Task prompt
Out of the data below, copy every line with the string "comments".

Element data from apps and pages
• • • • •
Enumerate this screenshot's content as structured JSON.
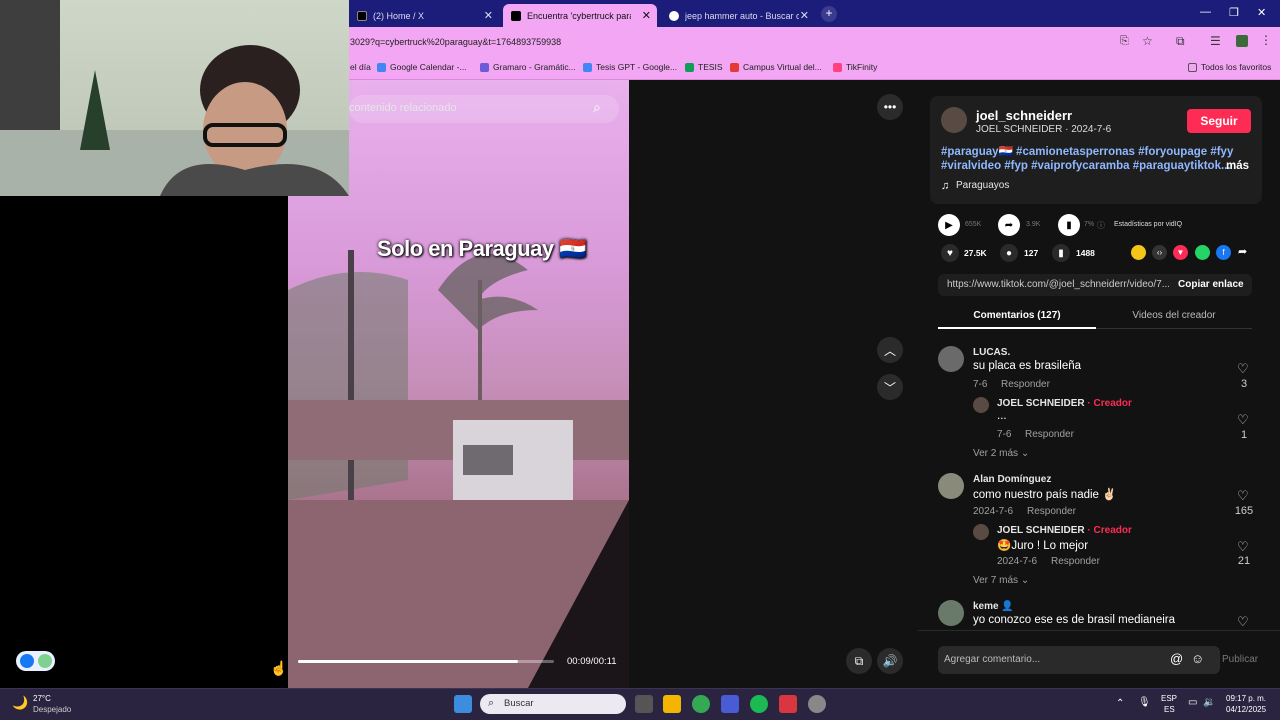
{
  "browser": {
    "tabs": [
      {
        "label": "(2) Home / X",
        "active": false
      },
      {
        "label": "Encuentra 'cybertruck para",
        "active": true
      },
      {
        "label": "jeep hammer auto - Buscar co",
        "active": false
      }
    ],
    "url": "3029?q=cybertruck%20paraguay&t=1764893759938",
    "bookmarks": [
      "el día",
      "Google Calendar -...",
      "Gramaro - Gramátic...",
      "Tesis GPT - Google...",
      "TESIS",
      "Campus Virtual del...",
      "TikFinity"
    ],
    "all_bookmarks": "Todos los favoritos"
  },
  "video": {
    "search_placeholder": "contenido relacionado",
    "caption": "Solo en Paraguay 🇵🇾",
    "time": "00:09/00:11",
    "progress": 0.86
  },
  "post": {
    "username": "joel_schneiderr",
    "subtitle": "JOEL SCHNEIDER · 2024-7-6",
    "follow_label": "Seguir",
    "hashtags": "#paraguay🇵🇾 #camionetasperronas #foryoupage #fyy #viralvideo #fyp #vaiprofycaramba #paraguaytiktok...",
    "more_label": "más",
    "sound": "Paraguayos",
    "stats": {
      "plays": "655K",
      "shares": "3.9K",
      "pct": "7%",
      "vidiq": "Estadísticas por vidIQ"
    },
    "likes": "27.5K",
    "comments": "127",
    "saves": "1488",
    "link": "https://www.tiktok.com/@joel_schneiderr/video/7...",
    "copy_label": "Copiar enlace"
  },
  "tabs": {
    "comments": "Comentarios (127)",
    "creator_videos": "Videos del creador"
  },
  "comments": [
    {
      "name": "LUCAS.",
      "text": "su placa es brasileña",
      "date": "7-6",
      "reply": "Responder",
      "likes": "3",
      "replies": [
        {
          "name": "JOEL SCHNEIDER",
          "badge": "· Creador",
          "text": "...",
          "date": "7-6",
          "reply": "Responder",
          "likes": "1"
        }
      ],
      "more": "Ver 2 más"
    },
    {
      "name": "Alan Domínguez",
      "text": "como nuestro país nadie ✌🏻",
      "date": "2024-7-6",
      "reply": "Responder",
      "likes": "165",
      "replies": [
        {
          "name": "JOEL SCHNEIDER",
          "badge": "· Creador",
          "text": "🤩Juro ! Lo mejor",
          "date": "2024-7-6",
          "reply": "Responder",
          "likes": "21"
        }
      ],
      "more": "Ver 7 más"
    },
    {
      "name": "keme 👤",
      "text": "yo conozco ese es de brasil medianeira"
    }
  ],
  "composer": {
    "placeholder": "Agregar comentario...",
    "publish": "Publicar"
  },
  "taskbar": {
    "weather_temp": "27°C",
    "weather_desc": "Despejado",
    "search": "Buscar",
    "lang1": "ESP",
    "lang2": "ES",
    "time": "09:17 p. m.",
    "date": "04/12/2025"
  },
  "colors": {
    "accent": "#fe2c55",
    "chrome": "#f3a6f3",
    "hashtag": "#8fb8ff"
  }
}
• • • • •
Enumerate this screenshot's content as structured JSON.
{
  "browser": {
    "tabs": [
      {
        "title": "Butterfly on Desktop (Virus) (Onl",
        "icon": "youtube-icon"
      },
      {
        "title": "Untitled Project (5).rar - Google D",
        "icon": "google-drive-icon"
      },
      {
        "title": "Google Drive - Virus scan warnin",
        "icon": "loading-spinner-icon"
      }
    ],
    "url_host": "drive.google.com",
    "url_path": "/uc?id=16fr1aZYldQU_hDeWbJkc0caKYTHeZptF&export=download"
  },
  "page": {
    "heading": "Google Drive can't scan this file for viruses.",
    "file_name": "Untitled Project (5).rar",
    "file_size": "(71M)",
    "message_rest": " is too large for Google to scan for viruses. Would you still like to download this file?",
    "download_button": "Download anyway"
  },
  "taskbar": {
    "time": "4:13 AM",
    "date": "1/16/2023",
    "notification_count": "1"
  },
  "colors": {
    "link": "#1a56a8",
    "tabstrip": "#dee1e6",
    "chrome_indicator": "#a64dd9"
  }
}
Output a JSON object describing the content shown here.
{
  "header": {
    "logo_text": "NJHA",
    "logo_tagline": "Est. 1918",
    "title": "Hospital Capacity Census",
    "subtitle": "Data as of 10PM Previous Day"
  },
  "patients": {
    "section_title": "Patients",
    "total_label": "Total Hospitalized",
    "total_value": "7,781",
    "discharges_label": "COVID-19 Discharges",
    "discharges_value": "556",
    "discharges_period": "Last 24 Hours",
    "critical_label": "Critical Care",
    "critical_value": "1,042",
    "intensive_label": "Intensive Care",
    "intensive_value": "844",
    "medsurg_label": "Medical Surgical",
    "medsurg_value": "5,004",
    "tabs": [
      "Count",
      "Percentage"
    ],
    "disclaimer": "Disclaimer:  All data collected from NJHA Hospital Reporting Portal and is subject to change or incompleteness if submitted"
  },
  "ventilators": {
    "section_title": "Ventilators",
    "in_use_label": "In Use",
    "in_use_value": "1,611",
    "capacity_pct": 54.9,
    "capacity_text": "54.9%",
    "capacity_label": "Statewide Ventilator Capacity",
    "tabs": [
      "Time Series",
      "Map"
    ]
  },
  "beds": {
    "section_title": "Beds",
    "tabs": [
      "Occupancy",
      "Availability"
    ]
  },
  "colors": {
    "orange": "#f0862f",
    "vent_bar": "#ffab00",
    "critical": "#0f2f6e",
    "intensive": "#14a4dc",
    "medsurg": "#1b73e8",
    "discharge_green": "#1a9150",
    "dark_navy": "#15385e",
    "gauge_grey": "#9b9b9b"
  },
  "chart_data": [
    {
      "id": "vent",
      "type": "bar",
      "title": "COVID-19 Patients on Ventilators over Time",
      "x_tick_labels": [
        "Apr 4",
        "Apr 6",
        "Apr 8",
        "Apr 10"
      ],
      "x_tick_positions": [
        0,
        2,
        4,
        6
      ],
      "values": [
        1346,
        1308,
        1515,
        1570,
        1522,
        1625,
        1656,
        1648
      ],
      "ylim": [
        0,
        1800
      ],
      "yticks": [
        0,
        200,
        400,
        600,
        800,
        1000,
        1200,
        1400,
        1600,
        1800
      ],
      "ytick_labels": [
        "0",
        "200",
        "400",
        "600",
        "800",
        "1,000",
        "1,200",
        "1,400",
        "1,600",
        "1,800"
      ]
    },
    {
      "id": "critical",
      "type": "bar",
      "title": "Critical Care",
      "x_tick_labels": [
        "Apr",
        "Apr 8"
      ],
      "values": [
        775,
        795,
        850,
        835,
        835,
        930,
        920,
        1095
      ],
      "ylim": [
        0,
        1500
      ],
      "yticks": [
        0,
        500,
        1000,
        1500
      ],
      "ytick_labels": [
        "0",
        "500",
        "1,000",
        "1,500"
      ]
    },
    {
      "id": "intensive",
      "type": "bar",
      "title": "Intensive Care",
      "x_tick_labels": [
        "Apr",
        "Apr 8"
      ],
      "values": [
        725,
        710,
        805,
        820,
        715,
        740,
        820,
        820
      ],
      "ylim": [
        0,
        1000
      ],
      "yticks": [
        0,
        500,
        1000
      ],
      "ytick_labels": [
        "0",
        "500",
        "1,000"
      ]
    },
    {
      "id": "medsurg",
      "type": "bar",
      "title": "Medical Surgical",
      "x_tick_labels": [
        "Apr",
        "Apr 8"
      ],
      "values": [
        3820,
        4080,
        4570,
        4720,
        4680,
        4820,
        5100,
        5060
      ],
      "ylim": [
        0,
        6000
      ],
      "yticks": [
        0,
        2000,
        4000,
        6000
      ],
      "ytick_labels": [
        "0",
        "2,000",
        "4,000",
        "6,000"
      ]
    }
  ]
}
• • • • •
Output for this exercise
    "comments": "127",
    "comments": "Comentarios (127)",
  "comments": [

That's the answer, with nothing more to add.